### [INSTRUCTIONS TO FOLLOW]
Return all the data, word for word.

--- start EXERCISE INPUT ---

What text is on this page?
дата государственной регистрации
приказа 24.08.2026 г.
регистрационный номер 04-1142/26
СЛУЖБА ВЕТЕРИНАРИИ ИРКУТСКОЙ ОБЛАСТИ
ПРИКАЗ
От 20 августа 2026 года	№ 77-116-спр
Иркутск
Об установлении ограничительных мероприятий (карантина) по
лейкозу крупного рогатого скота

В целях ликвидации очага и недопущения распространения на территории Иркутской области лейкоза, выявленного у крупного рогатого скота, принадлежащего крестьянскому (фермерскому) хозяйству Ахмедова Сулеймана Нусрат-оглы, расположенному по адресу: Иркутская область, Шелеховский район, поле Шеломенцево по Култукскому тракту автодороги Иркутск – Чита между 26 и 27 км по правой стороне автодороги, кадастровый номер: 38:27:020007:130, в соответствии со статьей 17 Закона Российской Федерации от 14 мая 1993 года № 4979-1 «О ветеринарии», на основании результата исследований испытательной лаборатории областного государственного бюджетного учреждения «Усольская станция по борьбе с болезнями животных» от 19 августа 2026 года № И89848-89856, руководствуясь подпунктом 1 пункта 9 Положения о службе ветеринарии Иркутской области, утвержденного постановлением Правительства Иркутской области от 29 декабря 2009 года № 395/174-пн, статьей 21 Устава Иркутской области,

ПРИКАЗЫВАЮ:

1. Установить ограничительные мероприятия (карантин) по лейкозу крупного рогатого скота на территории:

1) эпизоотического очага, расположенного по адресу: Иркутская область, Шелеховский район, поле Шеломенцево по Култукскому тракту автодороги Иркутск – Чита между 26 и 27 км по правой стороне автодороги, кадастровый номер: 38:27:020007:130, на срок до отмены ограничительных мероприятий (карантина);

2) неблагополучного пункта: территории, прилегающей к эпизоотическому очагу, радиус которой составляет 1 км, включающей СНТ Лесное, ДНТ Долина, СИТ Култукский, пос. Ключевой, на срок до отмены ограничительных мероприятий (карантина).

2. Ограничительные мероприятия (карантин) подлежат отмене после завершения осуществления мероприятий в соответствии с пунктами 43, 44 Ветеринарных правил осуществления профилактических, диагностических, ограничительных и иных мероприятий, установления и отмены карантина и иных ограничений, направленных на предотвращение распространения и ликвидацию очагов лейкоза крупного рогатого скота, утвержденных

--- end EXERCISE INPUT ---

### [EXERCISE RESPONSE]
What text is on this page?
дата государственной регистрации
приказа 24.08.2026 г.
регистрационный номер 04-1142/26
СЛУЖБА ВЕТЕРИНАРИИ ИРКУТСКОЙ ОБЛАСТИ
ПРИКАЗ
От 20 августа 2026 года	№ 77-116-спр
Иркутск
Об установлении ограничительных мероприятий (карантина) по
лейкозу крупного рогатого скота

В целях ликвидации очага и недопущения распространения на территории Иркутской области лейкоза, выявленного у крупного рогатого скота, принадлежащего крестьянскому (фермерскому) хозяйству Ахмедова Сулеймана Нусрат-оглы, расположенному по адресу: Иркутская область, Шелеховский район, поле Шеломенцево по Култукскому тракту автодороги Иркутск – Чита между 26 и 27 км по правой стороне автодороги, кадастровый номер: 38:27:020007:130, в соответствии со статьей 17 Закона Российской Федерации от 14 мая 1993 года № 4979-1 «О ветеринарии», на основании результата исследований испытательной лаборатории областного государственного бюджетного учреждения «Усольская станция по борьбе с болезнями животных» от 19 августа 2026 года № И89848-89856, руководствуясь подпунктом 1 пункта 9 Положения о службе ветеринарии Иркутской области, утвержденного постановлением Правительства Иркутской области от 29 декабря 2009 года № 395/174-пн, статьей 21 Устава Иркутской области,

ПРИКАЗЫВАЮ:

1. Установить ограничительные мероприятия (карантин) по лейкозу крупного рогатого скота на территории:

1) эпизоотического очага, расположенного по адресу: Иркутская область, Шелеховский район, поле Шеломенцево по Култукскому тракту автодороги Иркутск – Чита между 26 и 27 км по правой стороне автодороги, кадастровый номер: 38:27:020007:130, на срок до отмены ограничительных мероприятий (карантина);

2) неблагополучного пункта: территории, прилегающей к эпизоотическому очагу, радиус которой составляет 1 км, включающей СНТ Лесное, ДНТ Долина, СИТ Култукский, пос. Ключевой, на срок до отмены ограничительных мероприятий (карантина).

2. Ограничительные мероприятия (карантин) подлежат отмене после завершения осуществления мероприятий в соответствии с пунктами 43, 44 Ветеринарных правил осуществления профилактических, диагностических, ограничительных и иных мероприятий, установления и отмены карантина и иных ограничений, направленных на предотвращение распространения и ликвидацию очагов лейкоза крупного рогатого скота, утвержденных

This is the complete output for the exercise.